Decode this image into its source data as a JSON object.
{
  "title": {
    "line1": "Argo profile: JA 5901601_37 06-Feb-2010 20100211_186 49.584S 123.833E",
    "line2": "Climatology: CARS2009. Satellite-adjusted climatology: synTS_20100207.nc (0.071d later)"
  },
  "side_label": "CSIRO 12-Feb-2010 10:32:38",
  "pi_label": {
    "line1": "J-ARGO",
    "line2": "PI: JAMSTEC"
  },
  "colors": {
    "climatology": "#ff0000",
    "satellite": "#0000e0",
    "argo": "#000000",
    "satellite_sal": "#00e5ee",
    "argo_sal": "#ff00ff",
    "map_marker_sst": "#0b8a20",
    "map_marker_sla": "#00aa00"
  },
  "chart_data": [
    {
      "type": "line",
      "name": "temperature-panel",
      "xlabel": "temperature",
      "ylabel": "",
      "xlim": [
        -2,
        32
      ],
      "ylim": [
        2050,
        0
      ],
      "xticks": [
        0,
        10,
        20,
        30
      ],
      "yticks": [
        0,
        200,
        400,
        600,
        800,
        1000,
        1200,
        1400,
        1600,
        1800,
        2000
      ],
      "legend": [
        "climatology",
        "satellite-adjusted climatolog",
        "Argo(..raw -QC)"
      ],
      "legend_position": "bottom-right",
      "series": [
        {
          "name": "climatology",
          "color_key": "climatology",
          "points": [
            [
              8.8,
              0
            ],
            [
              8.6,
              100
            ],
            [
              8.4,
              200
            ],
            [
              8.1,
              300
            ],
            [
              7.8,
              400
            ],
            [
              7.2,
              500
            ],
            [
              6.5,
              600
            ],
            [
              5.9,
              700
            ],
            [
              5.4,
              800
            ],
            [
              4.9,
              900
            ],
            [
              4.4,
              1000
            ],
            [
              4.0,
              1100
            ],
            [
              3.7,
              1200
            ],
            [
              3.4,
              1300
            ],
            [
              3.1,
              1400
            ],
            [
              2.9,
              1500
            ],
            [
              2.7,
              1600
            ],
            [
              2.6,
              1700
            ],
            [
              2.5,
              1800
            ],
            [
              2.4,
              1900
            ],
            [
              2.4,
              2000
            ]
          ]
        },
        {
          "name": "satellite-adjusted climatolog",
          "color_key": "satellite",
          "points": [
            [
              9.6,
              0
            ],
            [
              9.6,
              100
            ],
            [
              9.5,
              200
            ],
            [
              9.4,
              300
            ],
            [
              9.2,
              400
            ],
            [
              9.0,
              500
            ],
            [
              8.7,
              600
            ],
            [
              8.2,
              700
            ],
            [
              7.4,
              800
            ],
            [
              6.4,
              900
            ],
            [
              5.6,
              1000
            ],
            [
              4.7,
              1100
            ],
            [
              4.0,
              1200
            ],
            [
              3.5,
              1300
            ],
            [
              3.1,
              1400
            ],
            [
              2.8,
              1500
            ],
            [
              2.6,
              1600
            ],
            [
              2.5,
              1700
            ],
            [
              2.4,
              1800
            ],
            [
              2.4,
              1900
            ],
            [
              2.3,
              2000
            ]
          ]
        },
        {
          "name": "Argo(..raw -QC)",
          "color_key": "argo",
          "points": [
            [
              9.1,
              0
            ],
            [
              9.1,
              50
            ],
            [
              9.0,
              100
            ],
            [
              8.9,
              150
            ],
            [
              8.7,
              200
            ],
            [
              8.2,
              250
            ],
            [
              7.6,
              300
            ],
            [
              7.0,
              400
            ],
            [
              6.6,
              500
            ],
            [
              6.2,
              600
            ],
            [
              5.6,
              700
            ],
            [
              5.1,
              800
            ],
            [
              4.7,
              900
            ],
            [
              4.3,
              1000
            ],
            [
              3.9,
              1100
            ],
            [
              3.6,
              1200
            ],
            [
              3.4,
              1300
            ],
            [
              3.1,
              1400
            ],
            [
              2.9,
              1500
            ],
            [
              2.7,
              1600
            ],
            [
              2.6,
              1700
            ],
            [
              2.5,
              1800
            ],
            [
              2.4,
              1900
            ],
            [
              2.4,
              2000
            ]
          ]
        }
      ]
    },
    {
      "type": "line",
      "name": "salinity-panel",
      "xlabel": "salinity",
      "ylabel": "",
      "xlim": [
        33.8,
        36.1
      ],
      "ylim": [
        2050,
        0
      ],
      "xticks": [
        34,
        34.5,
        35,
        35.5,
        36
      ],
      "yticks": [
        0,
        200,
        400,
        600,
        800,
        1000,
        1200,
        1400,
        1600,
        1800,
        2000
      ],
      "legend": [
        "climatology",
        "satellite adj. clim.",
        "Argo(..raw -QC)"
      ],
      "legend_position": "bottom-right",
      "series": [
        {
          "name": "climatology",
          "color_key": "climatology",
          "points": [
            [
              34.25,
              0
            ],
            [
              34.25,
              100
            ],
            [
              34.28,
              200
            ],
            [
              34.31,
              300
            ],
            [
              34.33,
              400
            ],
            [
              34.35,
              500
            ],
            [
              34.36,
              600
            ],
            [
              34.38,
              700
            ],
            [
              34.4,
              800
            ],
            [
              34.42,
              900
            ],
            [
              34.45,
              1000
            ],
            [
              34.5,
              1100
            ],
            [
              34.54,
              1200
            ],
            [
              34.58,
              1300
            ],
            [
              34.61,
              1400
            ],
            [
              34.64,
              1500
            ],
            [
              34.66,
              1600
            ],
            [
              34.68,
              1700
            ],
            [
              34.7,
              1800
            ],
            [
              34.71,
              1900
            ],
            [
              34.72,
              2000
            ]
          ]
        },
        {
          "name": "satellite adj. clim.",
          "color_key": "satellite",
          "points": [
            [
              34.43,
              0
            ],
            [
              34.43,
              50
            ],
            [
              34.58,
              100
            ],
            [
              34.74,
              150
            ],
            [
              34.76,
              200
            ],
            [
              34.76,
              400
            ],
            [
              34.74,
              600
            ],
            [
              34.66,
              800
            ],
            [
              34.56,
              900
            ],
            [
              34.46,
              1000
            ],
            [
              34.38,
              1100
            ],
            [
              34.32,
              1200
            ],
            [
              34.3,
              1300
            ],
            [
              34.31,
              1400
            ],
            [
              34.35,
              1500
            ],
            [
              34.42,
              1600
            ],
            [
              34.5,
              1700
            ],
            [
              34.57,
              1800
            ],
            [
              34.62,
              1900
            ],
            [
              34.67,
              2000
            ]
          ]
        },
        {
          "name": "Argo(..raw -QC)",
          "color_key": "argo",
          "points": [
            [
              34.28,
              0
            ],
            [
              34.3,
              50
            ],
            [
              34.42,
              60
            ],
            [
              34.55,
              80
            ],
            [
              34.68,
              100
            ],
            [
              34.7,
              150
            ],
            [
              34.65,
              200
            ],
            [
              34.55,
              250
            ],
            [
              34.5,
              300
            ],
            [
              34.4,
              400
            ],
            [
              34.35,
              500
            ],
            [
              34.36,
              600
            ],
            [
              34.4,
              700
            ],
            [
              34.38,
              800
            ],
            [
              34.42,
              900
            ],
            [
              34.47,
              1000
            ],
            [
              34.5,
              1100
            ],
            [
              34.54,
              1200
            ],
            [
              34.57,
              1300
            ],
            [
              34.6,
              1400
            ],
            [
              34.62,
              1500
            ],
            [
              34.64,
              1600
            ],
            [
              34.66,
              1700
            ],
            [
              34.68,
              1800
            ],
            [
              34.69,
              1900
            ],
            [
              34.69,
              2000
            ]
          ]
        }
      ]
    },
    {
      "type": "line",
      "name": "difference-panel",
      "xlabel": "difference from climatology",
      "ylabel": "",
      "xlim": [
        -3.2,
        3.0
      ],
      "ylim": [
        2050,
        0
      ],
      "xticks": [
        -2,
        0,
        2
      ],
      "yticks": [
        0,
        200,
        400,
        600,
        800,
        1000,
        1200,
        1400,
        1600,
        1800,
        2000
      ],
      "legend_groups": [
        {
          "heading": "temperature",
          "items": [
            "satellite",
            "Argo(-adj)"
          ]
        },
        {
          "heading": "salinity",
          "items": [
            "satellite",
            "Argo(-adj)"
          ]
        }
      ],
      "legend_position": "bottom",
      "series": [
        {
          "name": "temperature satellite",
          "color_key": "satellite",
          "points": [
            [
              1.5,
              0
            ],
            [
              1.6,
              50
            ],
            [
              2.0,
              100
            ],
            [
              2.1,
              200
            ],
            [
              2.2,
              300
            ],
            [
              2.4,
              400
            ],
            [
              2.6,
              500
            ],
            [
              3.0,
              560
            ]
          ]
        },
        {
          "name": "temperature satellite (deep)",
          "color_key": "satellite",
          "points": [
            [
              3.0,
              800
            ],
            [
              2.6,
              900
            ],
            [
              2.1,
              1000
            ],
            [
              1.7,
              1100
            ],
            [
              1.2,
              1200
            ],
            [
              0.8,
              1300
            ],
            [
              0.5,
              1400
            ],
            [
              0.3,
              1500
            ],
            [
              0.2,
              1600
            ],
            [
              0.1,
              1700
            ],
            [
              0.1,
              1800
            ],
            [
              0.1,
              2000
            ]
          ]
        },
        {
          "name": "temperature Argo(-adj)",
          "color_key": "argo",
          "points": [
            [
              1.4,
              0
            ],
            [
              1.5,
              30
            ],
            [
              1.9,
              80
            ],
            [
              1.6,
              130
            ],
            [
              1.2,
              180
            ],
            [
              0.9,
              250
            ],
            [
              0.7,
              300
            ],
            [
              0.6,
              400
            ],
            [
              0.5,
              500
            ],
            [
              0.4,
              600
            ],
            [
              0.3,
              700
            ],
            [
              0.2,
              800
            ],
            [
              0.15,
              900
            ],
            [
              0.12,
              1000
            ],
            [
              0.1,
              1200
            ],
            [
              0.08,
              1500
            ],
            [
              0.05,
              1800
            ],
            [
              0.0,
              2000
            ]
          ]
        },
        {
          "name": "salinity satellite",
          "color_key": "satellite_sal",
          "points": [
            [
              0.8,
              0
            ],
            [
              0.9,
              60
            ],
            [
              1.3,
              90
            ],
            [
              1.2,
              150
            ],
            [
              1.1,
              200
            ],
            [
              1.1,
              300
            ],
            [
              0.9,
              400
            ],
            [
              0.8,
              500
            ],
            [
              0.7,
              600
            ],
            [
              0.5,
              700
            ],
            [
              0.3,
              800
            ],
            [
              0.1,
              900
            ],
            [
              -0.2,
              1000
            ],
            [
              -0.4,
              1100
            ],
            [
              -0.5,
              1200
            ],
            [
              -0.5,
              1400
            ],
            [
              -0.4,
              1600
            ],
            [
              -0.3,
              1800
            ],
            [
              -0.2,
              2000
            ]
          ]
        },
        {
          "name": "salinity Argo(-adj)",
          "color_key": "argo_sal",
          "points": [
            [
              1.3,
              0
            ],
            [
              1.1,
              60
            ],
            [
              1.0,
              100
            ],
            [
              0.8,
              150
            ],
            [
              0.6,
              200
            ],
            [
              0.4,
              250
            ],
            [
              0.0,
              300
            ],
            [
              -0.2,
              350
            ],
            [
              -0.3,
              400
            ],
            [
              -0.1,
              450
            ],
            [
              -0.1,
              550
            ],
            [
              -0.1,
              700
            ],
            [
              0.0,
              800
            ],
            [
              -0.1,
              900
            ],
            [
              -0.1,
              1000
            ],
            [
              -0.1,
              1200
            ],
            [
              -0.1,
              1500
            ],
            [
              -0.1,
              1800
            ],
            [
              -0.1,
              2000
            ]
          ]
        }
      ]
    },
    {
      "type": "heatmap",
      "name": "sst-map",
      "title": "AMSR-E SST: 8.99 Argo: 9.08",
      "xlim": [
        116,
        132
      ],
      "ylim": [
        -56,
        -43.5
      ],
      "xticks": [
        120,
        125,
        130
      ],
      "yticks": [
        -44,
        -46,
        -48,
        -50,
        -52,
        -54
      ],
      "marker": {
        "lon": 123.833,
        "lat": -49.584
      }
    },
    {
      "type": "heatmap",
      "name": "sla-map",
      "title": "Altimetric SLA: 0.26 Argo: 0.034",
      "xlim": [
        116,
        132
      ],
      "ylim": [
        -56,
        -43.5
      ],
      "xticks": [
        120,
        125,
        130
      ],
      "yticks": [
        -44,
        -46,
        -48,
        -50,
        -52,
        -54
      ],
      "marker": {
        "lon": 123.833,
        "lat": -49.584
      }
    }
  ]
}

To do: Look through the material above and pick out each line holding the word "difference".

Solution to this exercise:
      "name": "difference-panel",
      "xlabel": "difference from climatology",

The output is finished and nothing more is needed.